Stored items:
** Start **

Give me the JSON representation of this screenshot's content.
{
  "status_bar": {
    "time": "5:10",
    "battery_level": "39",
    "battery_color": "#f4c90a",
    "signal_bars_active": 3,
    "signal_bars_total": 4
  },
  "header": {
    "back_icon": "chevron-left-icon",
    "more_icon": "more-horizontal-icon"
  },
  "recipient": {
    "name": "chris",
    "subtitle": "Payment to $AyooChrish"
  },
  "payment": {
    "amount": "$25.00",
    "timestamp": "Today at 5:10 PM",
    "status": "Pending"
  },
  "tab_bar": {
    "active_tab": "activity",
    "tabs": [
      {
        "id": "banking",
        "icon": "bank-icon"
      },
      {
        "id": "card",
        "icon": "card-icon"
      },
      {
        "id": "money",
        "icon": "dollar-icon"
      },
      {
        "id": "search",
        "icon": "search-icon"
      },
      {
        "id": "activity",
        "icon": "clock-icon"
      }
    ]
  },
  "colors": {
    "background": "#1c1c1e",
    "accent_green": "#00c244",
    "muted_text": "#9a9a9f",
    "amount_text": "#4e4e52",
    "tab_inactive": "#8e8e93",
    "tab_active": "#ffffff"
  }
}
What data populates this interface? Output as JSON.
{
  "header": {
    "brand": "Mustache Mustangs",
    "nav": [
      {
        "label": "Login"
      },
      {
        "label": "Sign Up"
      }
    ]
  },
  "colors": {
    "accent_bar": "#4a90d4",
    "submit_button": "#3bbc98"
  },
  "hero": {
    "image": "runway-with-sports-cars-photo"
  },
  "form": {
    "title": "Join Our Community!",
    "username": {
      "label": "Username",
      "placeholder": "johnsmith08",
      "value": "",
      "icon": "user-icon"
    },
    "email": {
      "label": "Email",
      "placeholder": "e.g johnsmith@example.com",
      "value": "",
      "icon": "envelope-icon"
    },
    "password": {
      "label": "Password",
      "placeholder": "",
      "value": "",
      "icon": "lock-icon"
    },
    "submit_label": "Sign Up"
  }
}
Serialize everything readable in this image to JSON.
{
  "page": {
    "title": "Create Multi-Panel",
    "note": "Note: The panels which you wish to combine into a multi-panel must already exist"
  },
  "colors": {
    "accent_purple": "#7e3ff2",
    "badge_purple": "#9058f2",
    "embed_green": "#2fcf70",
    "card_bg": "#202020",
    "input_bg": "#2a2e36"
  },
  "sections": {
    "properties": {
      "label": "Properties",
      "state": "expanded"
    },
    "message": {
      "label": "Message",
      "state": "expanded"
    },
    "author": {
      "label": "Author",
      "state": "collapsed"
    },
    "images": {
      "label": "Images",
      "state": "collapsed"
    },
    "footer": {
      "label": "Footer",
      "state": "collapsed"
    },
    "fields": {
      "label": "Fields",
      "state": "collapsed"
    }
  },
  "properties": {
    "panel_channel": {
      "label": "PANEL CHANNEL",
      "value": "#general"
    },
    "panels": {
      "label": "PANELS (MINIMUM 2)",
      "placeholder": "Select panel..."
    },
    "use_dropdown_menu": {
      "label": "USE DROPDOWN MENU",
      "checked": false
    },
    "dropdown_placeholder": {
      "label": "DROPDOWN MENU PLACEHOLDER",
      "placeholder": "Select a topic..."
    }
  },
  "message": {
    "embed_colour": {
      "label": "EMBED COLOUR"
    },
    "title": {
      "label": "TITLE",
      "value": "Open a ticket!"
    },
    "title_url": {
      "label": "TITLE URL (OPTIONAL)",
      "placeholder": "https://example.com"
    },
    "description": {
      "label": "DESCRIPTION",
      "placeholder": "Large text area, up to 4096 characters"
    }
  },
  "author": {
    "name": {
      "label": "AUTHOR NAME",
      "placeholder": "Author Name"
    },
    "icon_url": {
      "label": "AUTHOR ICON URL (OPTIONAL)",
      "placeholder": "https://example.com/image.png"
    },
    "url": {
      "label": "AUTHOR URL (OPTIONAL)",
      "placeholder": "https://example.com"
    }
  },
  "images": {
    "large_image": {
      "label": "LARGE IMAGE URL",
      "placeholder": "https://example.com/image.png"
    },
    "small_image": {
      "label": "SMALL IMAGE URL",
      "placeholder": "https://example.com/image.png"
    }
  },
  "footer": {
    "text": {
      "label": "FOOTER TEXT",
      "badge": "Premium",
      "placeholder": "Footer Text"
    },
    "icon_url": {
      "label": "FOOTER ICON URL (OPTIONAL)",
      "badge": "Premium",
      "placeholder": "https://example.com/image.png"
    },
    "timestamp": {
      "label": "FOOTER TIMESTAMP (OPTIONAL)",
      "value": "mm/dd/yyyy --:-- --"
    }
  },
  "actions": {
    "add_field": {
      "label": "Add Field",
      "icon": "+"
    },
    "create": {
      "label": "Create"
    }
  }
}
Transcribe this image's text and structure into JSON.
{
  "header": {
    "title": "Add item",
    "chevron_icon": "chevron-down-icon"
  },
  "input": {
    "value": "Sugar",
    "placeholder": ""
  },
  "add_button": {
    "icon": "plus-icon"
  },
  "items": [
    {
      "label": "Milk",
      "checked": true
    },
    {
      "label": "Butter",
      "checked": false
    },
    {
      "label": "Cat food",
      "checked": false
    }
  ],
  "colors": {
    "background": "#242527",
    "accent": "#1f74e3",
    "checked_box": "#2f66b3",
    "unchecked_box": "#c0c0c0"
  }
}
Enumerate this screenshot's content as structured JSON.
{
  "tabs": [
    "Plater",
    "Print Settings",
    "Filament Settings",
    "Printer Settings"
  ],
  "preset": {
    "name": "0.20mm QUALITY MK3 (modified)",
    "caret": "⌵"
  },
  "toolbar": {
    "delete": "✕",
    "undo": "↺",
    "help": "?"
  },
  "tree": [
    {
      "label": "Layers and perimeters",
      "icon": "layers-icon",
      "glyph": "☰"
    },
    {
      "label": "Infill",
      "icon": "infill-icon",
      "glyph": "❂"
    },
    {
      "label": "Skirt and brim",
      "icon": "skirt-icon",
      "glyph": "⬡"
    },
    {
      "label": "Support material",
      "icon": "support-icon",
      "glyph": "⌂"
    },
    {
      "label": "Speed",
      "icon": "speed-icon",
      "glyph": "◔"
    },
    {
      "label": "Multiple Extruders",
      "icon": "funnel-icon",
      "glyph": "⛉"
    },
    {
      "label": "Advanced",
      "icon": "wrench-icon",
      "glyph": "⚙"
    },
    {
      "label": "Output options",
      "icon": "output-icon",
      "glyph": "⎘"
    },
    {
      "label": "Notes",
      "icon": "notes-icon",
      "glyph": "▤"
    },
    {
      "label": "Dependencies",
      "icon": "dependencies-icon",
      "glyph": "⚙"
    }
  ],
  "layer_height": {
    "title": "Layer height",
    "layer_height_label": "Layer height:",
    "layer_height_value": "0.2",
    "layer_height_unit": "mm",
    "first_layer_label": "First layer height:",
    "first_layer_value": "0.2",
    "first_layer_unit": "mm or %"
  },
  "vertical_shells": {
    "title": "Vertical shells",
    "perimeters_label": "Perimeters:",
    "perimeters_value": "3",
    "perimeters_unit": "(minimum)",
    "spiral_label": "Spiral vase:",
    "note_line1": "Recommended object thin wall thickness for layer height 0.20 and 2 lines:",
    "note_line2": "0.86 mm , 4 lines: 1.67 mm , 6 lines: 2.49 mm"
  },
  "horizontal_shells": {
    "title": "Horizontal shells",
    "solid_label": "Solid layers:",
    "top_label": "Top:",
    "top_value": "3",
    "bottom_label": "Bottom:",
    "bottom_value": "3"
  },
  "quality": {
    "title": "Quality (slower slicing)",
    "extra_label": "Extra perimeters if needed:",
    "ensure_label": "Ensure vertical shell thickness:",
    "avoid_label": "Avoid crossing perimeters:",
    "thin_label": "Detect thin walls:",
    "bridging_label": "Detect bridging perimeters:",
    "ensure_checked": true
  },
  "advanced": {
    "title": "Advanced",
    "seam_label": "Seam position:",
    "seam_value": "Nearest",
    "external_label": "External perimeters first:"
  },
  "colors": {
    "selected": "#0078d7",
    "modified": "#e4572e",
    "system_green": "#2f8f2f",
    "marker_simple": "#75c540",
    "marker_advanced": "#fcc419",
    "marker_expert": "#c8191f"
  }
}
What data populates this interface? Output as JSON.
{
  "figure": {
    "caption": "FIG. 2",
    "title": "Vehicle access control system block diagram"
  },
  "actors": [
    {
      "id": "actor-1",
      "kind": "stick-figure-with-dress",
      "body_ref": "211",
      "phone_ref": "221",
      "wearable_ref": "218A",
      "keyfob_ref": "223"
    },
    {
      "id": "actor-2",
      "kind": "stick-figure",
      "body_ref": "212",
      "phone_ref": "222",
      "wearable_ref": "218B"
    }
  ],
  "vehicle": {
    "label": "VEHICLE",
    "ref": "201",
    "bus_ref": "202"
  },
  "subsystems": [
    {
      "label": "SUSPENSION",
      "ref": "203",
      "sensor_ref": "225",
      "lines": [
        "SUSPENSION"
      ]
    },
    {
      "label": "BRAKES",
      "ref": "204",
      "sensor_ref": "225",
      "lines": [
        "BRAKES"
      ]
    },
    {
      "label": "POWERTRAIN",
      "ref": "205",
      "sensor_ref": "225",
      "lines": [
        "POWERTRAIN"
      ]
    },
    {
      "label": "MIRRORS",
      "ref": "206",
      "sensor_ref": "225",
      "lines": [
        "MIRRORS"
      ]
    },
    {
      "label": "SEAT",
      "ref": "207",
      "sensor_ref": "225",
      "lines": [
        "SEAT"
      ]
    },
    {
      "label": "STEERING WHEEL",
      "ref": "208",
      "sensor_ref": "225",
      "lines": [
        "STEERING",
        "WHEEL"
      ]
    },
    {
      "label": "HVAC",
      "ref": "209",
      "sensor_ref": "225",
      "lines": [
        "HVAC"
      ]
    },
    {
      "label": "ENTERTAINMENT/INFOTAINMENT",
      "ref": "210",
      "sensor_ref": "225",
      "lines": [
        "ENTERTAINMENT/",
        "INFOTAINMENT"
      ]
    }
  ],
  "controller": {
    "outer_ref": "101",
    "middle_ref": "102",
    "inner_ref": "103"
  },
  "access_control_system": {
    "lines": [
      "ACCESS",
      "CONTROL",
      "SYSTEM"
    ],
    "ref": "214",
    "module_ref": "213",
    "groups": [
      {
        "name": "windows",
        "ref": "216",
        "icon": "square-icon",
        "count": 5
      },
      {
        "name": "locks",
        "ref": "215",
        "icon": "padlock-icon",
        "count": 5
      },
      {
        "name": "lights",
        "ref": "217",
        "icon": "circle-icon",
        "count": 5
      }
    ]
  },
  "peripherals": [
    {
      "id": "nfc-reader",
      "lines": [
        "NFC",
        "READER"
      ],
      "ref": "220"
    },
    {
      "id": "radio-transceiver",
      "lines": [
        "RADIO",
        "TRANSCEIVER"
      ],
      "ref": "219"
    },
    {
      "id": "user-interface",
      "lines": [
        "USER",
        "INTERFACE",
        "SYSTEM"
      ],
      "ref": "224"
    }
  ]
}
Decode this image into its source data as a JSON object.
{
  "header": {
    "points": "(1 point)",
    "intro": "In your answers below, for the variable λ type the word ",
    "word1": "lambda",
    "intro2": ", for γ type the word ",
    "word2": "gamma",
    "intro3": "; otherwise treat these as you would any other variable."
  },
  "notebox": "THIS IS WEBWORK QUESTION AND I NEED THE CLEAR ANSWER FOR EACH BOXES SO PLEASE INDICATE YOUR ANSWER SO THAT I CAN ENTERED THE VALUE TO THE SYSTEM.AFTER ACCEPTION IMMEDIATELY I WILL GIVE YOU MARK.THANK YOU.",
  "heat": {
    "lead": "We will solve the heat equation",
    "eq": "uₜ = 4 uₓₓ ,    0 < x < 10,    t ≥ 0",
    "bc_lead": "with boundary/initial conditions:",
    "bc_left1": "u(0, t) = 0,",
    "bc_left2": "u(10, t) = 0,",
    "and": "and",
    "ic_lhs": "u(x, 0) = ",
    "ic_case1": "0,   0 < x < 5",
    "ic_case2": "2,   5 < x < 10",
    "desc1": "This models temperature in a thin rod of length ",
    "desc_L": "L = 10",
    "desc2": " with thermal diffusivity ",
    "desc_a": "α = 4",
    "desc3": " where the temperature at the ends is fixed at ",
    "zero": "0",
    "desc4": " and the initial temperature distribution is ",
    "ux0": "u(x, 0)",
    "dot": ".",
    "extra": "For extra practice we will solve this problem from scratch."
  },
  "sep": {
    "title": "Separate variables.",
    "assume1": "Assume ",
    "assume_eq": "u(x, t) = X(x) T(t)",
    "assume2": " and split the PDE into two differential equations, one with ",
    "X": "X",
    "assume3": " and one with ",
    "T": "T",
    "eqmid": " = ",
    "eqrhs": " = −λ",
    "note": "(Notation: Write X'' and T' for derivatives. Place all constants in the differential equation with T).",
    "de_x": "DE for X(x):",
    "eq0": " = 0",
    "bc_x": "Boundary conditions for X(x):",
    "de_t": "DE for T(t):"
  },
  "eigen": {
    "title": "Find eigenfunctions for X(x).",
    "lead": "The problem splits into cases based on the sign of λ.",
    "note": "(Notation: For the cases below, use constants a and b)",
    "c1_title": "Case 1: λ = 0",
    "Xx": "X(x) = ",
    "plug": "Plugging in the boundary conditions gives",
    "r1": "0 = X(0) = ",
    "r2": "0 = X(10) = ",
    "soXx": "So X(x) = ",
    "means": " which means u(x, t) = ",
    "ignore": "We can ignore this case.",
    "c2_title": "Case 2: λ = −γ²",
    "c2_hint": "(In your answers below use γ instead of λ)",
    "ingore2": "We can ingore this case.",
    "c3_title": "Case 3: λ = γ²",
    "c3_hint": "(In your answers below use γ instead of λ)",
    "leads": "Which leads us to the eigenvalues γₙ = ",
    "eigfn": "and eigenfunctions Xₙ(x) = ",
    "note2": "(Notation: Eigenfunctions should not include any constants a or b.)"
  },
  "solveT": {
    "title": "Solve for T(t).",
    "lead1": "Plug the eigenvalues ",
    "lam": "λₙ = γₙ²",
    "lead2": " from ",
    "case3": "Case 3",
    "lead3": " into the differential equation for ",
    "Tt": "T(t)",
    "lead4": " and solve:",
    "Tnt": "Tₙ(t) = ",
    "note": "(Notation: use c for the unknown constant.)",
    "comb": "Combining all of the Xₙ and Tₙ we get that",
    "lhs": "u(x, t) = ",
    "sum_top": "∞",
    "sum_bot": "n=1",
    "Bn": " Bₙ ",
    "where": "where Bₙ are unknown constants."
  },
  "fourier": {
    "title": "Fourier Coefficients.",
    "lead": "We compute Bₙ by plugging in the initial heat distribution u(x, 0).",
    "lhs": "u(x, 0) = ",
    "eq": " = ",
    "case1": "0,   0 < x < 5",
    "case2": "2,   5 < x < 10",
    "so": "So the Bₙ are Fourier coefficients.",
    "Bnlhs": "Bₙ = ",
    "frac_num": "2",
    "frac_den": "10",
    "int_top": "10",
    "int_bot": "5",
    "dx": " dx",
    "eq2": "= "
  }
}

** End **

**TASK BRIEF:**
Give the count of lines in the listing above that include "temperature", with no other words.

**RESULT:**
3